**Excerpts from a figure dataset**
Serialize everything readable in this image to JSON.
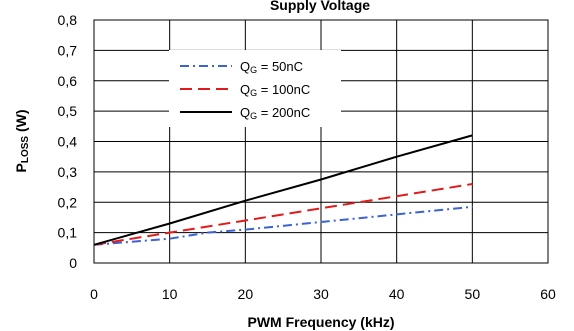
{
  "chart_data": {
    "type": "line",
    "title": "Supply Voltage",
    "xlabel": "PWM Frequency (kHz)",
    "ylabel": {
      "main": "P",
      "sub": "LOSS",
      "unit": " (W)"
    },
    "xlim": [
      0,
      60
    ],
    "ylim": [
      0,
      0.8
    ],
    "xticks": [
      "0",
      "10",
      "20",
      "30",
      "40",
      "50",
      "60"
    ],
    "yticks": [
      "0",
      "0,1",
      "0,2",
      "0,3",
      "0,4",
      "0,5",
      "0,6",
      "0,7",
      "0,8"
    ],
    "grid": true,
    "legend_position": "top-center",
    "series": [
      {
        "name": {
          "main": "Q",
          "sub": "G",
          "rest": " = 50nC"
        },
        "color": "#3b63d6",
        "style": "dash-dot",
        "points": [
          [
            0,
            0.06
          ],
          [
            10,
            0.08
          ],
          [
            15,
            0.1
          ],
          [
            20,
            0.11
          ],
          [
            30,
            0.135
          ],
          [
            40,
            0.16
          ],
          [
            50,
            0.185
          ]
        ]
      },
      {
        "name": {
          "main": "Q",
          "sub": "G",
          "rest": " = 100nC"
        },
        "color": "#e01b1b",
        "style": "dashed",
        "points": [
          [
            0,
            0.06
          ],
          [
            10,
            0.1
          ],
          [
            20,
            0.14
          ],
          [
            30,
            0.18
          ],
          [
            40,
            0.22
          ],
          [
            50,
            0.26
          ]
        ]
      },
      {
        "name": {
          "main": "Q",
          "sub": "G",
          "rest": " = 200nC"
        },
        "color": "#000000",
        "style": "solid",
        "points": [
          [
            0,
            0.06
          ],
          [
            10,
            0.13
          ],
          [
            20,
            0.205
          ],
          [
            30,
            0.275
          ],
          [
            40,
            0.35
          ],
          [
            50,
            0.42
          ]
        ]
      }
    ]
  }
}
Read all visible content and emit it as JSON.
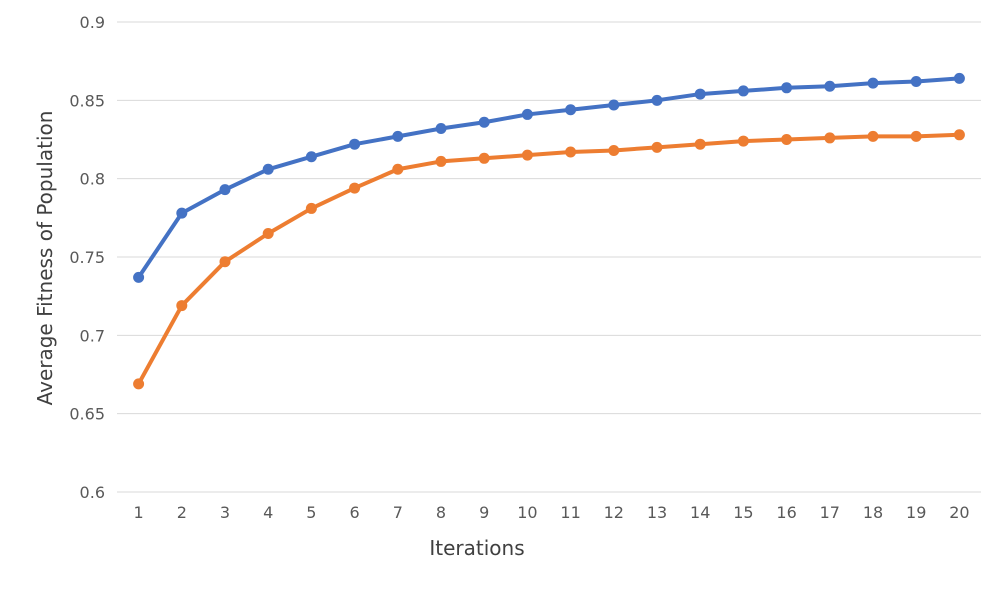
{
  "chart_data": {
    "type": "line",
    "title": "",
    "xlabel": "Iterations",
    "ylabel": "Average Fitness of Population",
    "categories": [
      "1",
      "2",
      "3",
      "4",
      "5",
      "6",
      "7",
      "8",
      "9",
      "10",
      "11",
      "12",
      "13",
      "14",
      "15",
      "16",
      "17",
      "18",
      "19",
      "20"
    ],
    "ylim": [
      0.6,
      0.9
    ],
    "yticks": [
      "0.6",
      "0.65",
      "0.7",
      "0.75",
      "0.8",
      "0.85",
      "0.9"
    ],
    "grid": true,
    "legend": "none",
    "series": [
      {
        "color": "#4472c4",
        "values": [
          0.737,
          0.778,
          0.793,
          0.806,
          0.814,
          0.822,
          0.827,
          0.832,
          0.836,
          0.841,
          0.844,
          0.847,
          0.85,
          0.854,
          0.856,
          0.858,
          0.859,
          0.861,
          0.862,
          0.864
        ]
      },
      {
        "color": "#ed7d31",
        "values": [
          0.669,
          0.719,
          0.747,
          0.765,
          0.781,
          0.794,
          0.806,
          0.811,
          0.813,
          0.815,
          0.817,
          0.818,
          0.82,
          0.822,
          0.824,
          0.825,
          0.826,
          0.827,
          0.827,
          0.828
        ]
      }
    ]
  }
}
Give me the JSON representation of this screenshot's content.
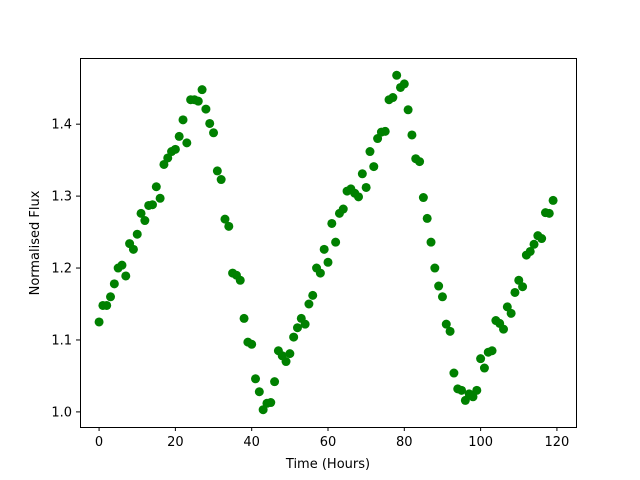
{
  "chart_data": {
    "type": "scatter",
    "xlabel": "Time (Hours)",
    "ylabel": "Normalised Flux",
    "xlim": [
      -5,
      125
    ],
    "ylim": [
      0.979,
      1.492
    ],
    "xticks": [
      0,
      20,
      40,
      60,
      80,
      100,
      120
    ],
    "yticks": [
      1.0,
      1.1,
      1.2,
      1.3,
      1.4
    ],
    "xtick_labels": [
      "0",
      "20",
      "40",
      "60",
      "80",
      "100",
      "120"
    ],
    "ytick_labels": [
      "1.0",
      "1.1",
      "1.2",
      "1.3",
      "1.4"
    ],
    "grid": false,
    "marker_color": "#008000",
    "series": [
      {
        "x": [
          0,
          1,
          2,
          3,
          4,
          5,
          6,
          7,
          8,
          9,
          10,
          11,
          12,
          13,
          14,
          15,
          16,
          17,
          18,
          19,
          20,
          21,
          22,
          23,
          24,
          25,
          26,
          27,
          28,
          29,
          30,
          31,
          32,
          33,
          34,
          35,
          36,
          37,
          38,
          39,
          40,
          41,
          42,
          43,
          44,
          45,
          46,
          47,
          48,
          49,
          50,
          51,
          52,
          53,
          54,
          55,
          56,
          57,
          58,
          59,
          60,
          61,
          62,
          63,
          64,
          65,
          66,
          67,
          68,
          69,
          70,
          71,
          72,
          73,
          74,
          75,
          76,
          77,
          78,
          79,
          80,
          81,
          82,
          83,
          84,
          85,
          86,
          87,
          88,
          89,
          90,
          91,
          92,
          93,
          94,
          95,
          96,
          97,
          98,
          99,
          100,
          101,
          102,
          103,
          104,
          105,
          106,
          107,
          108,
          109,
          110,
          111,
          112,
          113,
          114,
          115,
          116,
          117,
          118,
          119
        ],
        "y": [
          1.125,
          1.148,
          1.148,
          1.16,
          1.178,
          1.2,
          1.204,
          1.189,
          1.234,
          1.226,
          1.247,
          1.276,
          1.266,
          1.287,
          1.288,
          1.313,
          1.297,
          1.344,
          1.353,
          1.362,
          1.365,
          1.383,
          1.406,
          1.374,
          1.434,
          1.434,
          1.432,
          1.448,
          1.421,
          1.401,
          1.388,
          1.335,
          1.323,
          1.268,
          1.258,
          1.193,
          1.19,
          1.183,
          1.13,
          1.097,
          1.094,
          1.046,
          1.028,
          1.003,
          1.012,
          1.013,
          1.042,
          1.085,
          1.078,
          1.07,
          1.081,
          1.104,
          1.117,
          1.13,
          1.122,
          1.15,
          1.162,
          1.2,
          1.193,
          1.226,
          1.208,
          1.262,
          1.236,
          1.276,
          1.282,
          1.307,
          1.31,
          1.304,
          1.299,
          1.331,
          1.312,
          1.362,
          1.341,
          1.38,
          1.389,
          1.39,
          1.434,
          1.437,
          1.468,
          1.451,
          1.456,
          1.42,
          1.385,
          1.352,
          1.348,
          1.298,
          1.269,
          1.236,
          1.2,
          1.175,
          1.16,
          1.122,
          1.112,
          1.054,
          1.032,
          1.03,
          1.016,
          1.025,
          1.021,
          1.03,
          1.074,
          1.061,
          1.083,
          1.085,
          1.127,
          1.123,
          1.115,
          1.146,
          1.137,
          1.166,
          1.183,
          1.174,
          1.218,
          1.223,
          1.233,
          1.245,
          1.241,
          1.277,
          1.276,
          1.294
        ]
      }
    ]
  }
}
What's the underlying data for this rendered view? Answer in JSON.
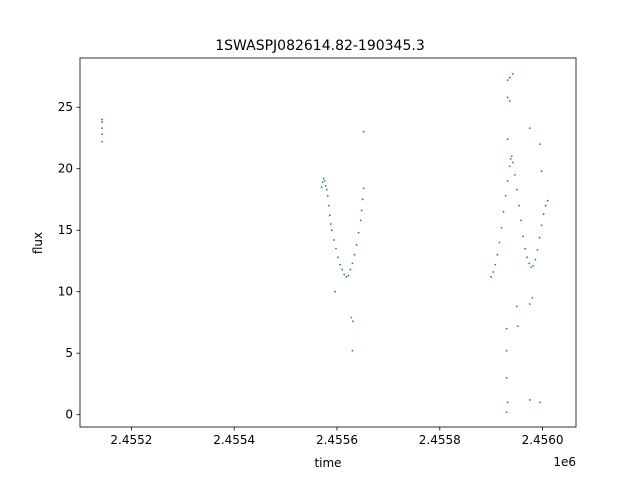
{
  "chart_data": {
    "type": "scatter",
    "title": "1SWASPJ082614.82-190345.3",
    "xlabel": "time",
    "ylabel": "flux",
    "x_offset_label": "1e6",
    "xlim": [
      2455100,
      2456065
    ],
    "ylim": [
      -1.0,
      29.0
    ],
    "x_ticks": [
      2455200,
      2455400,
      2455600,
      2455800,
      2456000
    ],
    "x_tick_labels": [
      "2.4552",
      "2.4554",
      "2.4556",
      "2.4558",
      "2.4560"
    ],
    "y_ticks": [
      0,
      5,
      10,
      15,
      20,
      25
    ],
    "y_tick_labels": [
      "0",
      "5",
      "10",
      "15",
      "20",
      "25"
    ],
    "grid": false,
    "marker_color": "#1f77b4",
    "series": [
      {
        "points": [
          [
            2455143,
            22.2
          ],
          [
            2455143,
            22.8
          ],
          [
            2455143,
            23.3
          ],
          [
            2455143,
            23.8
          ],
          [
            2455143,
            24.0
          ],
          [
            2455570,
            18.5
          ],
          [
            2455572,
            18.9
          ],
          [
            2455574,
            19.2
          ],
          [
            2455576,
            19.0
          ],
          [
            2455578,
            18.6
          ],
          [
            2455580,
            18.3
          ],
          [
            2455582,
            17.8
          ],
          [
            2455584,
            17.0
          ],
          [
            2455586,
            16.2
          ],
          [
            2455588,
            15.5
          ],
          [
            2455590,
            15.0
          ],
          [
            2455594,
            14.2
          ],
          [
            2455598,
            13.5
          ],
          [
            2455602,
            12.8
          ],
          [
            2455606,
            12.2
          ],
          [
            2455610,
            11.8
          ],
          [
            2455614,
            11.4
          ],
          [
            2455618,
            11.2
          ],
          [
            2455622,
            11.3
          ],
          [
            2455626,
            11.8
          ],
          [
            2455630,
            12.3
          ],
          [
            2455634,
            13.0
          ],
          [
            2455638,
            13.8
          ],
          [
            2455642,
            14.8
          ],
          [
            2455646,
            15.8
          ],
          [
            2455648,
            16.6
          ],
          [
            2455650,
            17.5
          ],
          [
            2455652,
            18.4
          ],
          [
            2455652,
            23.0
          ],
          [
            2455596,
            10.0
          ],
          [
            2455628,
            7.9
          ],
          [
            2455631,
            7.6
          ],
          [
            2455630,
            5.2
          ],
          [
            2455900,
            11.2
          ],
          [
            2455904,
            11.6
          ],
          [
            2455908,
            12.2
          ],
          [
            2455912,
            13.0
          ],
          [
            2455916,
            14.0
          ],
          [
            2455920,
            15.2
          ],
          [
            2455924,
            16.5
          ],
          [
            2455928,
            17.8
          ],
          [
            2455932,
            19.0
          ],
          [
            2455936,
            20.2
          ],
          [
            2455938,
            20.8
          ],
          [
            2455940,
            21.0
          ],
          [
            2455942,
            20.5
          ],
          [
            2455946,
            19.5
          ],
          [
            2455950,
            18.3
          ],
          [
            2455954,
            17.0
          ],
          [
            2455958,
            15.8
          ],
          [
            2455962,
            14.5
          ],
          [
            2455966,
            13.5
          ],
          [
            2455970,
            12.8
          ],
          [
            2455974,
            12.3
          ],
          [
            2455978,
            12.0
          ],
          [
            2455982,
            12.1
          ],
          [
            2455986,
            12.6
          ],
          [
            2455990,
            13.4
          ],
          [
            2455994,
            14.4
          ],
          [
            2455998,
            15.4
          ],
          [
            2456002,
            16.3
          ],
          [
            2456006,
            17.0
          ],
          [
            2456010,
            17.4
          ],
          [
            2455932,
            27.2
          ],
          [
            2455936,
            27.4
          ],
          [
            2455942,
            27.7
          ],
          [
            2455932,
            25.8
          ],
          [
            2455936,
            25.5
          ],
          [
            2455932,
            22.4
          ],
          [
            2455930,
            7.0
          ],
          [
            2455930,
            5.2
          ],
          [
            2455930,
            3.0
          ],
          [
            2455932,
            1.0
          ],
          [
            2455930,
            0.2
          ],
          [
            2455950,
            8.8
          ],
          [
            2455952,
            7.2
          ],
          [
            2455975,
            23.3
          ],
          [
            2455975,
            9.0
          ],
          [
            2455980,
            9.5
          ],
          [
            2455995,
            22.0
          ],
          [
            2455998,
            19.8
          ],
          [
            2455975,
            1.2
          ],
          [
            2455995,
            1.0
          ]
        ]
      }
    ]
  }
}
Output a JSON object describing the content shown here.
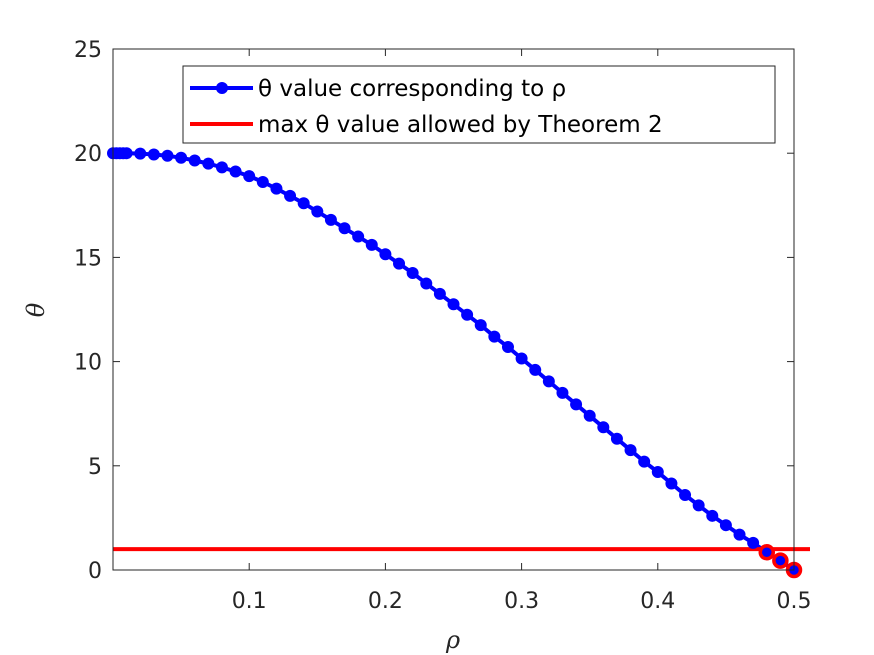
{
  "chart_data": {
    "type": "line",
    "title": "",
    "xlabel": "ρ",
    "ylabel": "θ",
    "xlim": [
      0,
      0.5
    ],
    "ylim": [
      0,
      25
    ],
    "xticks": [
      0.1,
      0.2,
      0.3,
      0.4,
      0.5
    ],
    "xtick_labels": [
      "0.1",
      "0.2",
      "0.3",
      "0.4",
      "0.5"
    ],
    "yticks": [
      0,
      5,
      10,
      15,
      20,
      25
    ],
    "ytick_labels": [
      "0",
      "5",
      "10",
      "15",
      "20",
      "25"
    ],
    "grid": false,
    "legend_position": "top-right",
    "series": [
      {
        "name": "θ value corresponding to ρ",
        "color": "#0000ff",
        "marker": "circle",
        "highlight_color": "#ff0000",
        "highlighted_x": [
          0.48,
          0.49,
          0.5
        ],
        "x": [
          0,
          0.0025,
          0.005,
          0.0075,
          0.01,
          0.02,
          0.03,
          0.04,
          0.05,
          0.06,
          0.07,
          0.08,
          0.09,
          0.1,
          0.11,
          0.12,
          0.13,
          0.14,
          0.15,
          0.16,
          0.17,
          0.18,
          0.19,
          0.2,
          0.21,
          0.22,
          0.23,
          0.24,
          0.25,
          0.26,
          0.27,
          0.28,
          0.29,
          0.3,
          0.31,
          0.32,
          0.33,
          0.34,
          0.35,
          0.36,
          0.37,
          0.38,
          0.39,
          0.4,
          0.41,
          0.42,
          0.43,
          0.44,
          0.45,
          0.46,
          0.47,
          0.48,
          0.49,
          0.5
        ],
        "y": [
          20,
          20,
          20,
          20,
          20,
          19.98,
          19.94,
          19.88,
          19.78,
          19.65,
          19.5,
          19.32,
          19.12,
          18.9,
          18.62,
          18.3,
          17.95,
          17.6,
          17.2,
          16.8,
          16.4,
          16.0,
          15.6,
          15.15,
          14.7,
          14.25,
          13.75,
          13.25,
          12.75,
          12.25,
          11.75,
          11.2,
          10.7,
          10.15,
          9.6,
          9.05,
          8.5,
          7.95,
          7.4,
          6.85,
          6.3,
          5.75,
          5.2,
          4.7,
          4.15,
          3.6,
          3.1,
          2.6,
          2.15,
          1.7,
          1.3,
          0.85,
          0.45,
          0
        ]
      },
      {
        "name": "max θ value allowed by Theorem 2",
        "color": "#ff0000",
        "x": [
          0,
          0.5
        ],
        "y": [
          1,
          1
        ]
      }
    ],
    "legend": [
      "θ value corresponding to ρ",
      "max θ value allowed by Theorem 2"
    ]
  }
}
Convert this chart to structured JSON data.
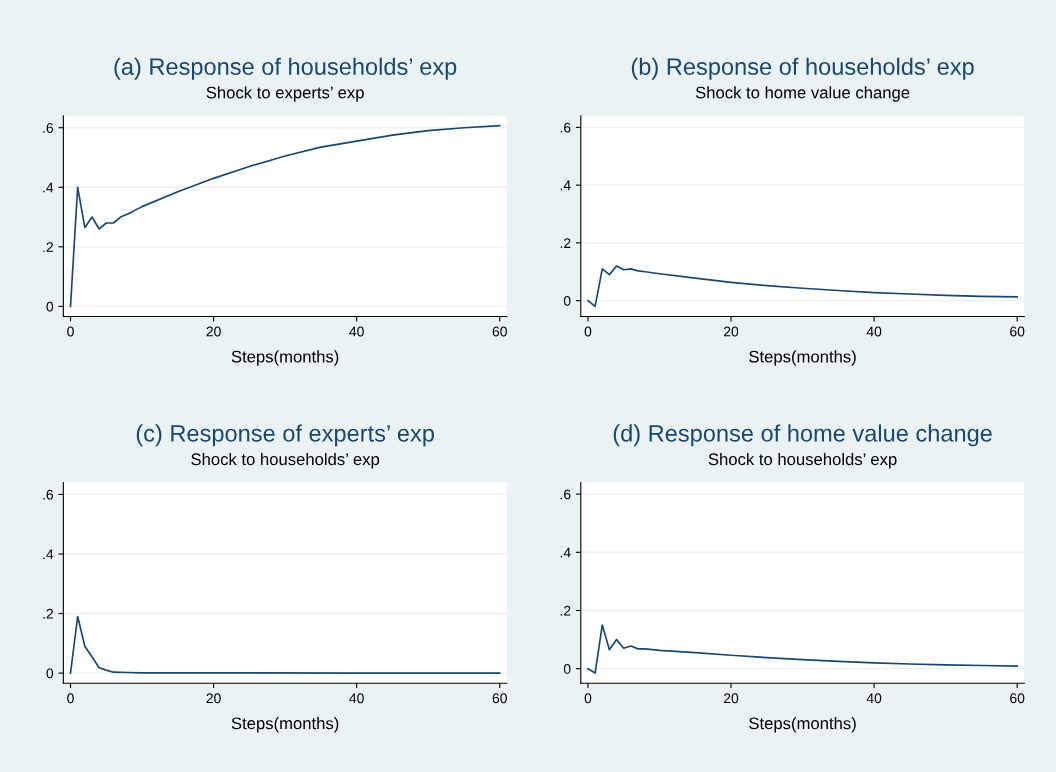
{
  "chart_data": [
    {
      "type": "line",
      "title": "(a) Response of households’ exp",
      "subtitle": "Shock to experts’ exp",
      "xlabel": "Steps(months)",
      "x": [
        0,
        1,
        2,
        3,
        4,
        5,
        6,
        7,
        8,
        10,
        15,
        20,
        25,
        30,
        35,
        40,
        45,
        50,
        55,
        60
      ],
      "series": [
        {
          "color": "#1a476f",
          "values": [
            0,
            0.4,
            0.265,
            0.3,
            0.26,
            0.28,
            0.28,
            0.3,
            0.31,
            0.335,
            0.385,
            0.43,
            0.47,
            0.505,
            0.535,
            0.555,
            0.575,
            0.59,
            0.6,
            0.607
          ]
        }
      ],
      "xlim": [
        -1,
        61
      ],
      "ylim": [
        -0.034,
        0.64
      ],
      "xticks": [
        0,
        20,
        40,
        60
      ],
      "yticks": [
        0,
        {
          "value": 0.2,
          "label": ".2"
        },
        {
          "value": 0.4,
          "label": ".4"
        },
        {
          "value": 0.6,
          "label": ".6"
        }
      ],
      "grid": "y",
      "marker": "none",
      "line_style": "solid"
    },
    {
      "type": "line",
      "title": "(b) Response of households’ exp",
      "subtitle": "Shock to home value change",
      "xlabel": "Steps(months)",
      "x": [
        0,
        1,
        2,
        3,
        4,
        5,
        6,
        7,
        8,
        10,
        15,
        20,
        25,
        30,
        35,
        40,
        45,
        50,
        55,
        60
      ],
      "series": [
        {
          "color": "#1a476f",
          "values": [
            0,
            -0.02,
            0.11,
            0.09,
            0.12,
            0.107,
            0.11,
            0.103,
            0.1,
            0.093,
            0.078,
            0.063,
            0.052,
            0.043,
            0.035,
            0.028,
            0.023,
            0.018,
            0.015,
            0.013
          ]
        }
      ],
      "xlim": [
        -1,
        61
      ],
      "ylim": [
        -0.055,
        0.64
      ],
      "xticks": [
        0,
        20,
        40,
        60
      ],
      "yticks": [
        0,
        {
          "value": 0.2,
          "label": ".2"
        },
        {
          "value": 0.4,
          "label": ".4"
        },
        {
          "value": 0.6,
          "label": ".6"
        }
      ],
      "grid": "y",
      "marker": "none",
      "line_style": "solid"
    },
    {
      "type": "line",
      "title": "(c) Response of experts’ exp",
      "subtitle": "Shock to households’ exp",
      "xlabel": "Steps(months)",
      "x": [
        0,
        1,
        2,
        3,
        4,
        5,
        6,
        8,
        10,
        20,
        40,
        60
      ],
      "series": [
        {
          "color": "#1a476f",
          "values": [
            0,
            0.19,
            0.09,
            0.055,
            0.018,
            0.01,
            0.003,
            0.002,
            0.001,
            0.001,
            0,
            0
          ]
        }
      ],
      "xlim": [
        -1,
        61
      ],
      "ylim": [
        -0.034,
        0.64
      ],
      "xticks": [
        0,
        20,
        40,
        60
      ],
      "yticks": [
        0,
        {
          "value": 0.2,
          "label": ".2"
        },
        {
          "value": 0.4,
          "label": ".4"
        },
        {
          "value": 0.6,
          "label": ".6"
        }
      ],
      "grid": "y",
      "marker": "none",
      "line_style": "solid"
    },
    {
      "type": "line",
      "title": "(d) Response of home value change",
      "subtitle": "Shock to households’ exp",
      "xlabel": "Steps(months)",
      "x": [
        0,
        1,
        2,
        3,
        4,
        5,
        6,
        7,
        8,
        10,
        15,
        20,
        25,
        30,
        35,
        40,
        45,
        50,
        55,
        60
      ],
      "series": [
        {
          "color": "#1a476f",
          "values": [
            0,
            -0.015,
            0.15,
            0.065,
            0.1,
            0.07,
            0.078,
            0.068,
            0.068,
            0.063,
            0.055,
            0.046,
            0.038,
            0.031,
            0.025,
            0.02,
            0.016,
            0.013,
            0.011,
            0.009
          ]
        }
      ],
      "xlim": [
        -1,
        61
      ],
      "ylim": [
        -0.05,
        0.64
      ],
      "xticks": [
        0,
        20,
        40,
        60
      ],
      "yticks": [
        0,
        {
          "value": 0.2,
          "label": ".2"
        },
        {
          "value": 0.4,
          "label": ".4"
        },
        {
          "value": 0.6,
          "label": ".6"
        }
      ],
      "grid": "y",
      "marker": "none",
      "line_style": "solid"
    }
  ]
}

**Do this**
Examine the records and pull out every line where the string "Response" occurs.

**Task solution**
      "title": "(a) Response of households’ exp",
      "title": "(b) Response of households’ exp",
      "title": "(c) Response of experts’ exp",
      "title": "(d) Response of home value change",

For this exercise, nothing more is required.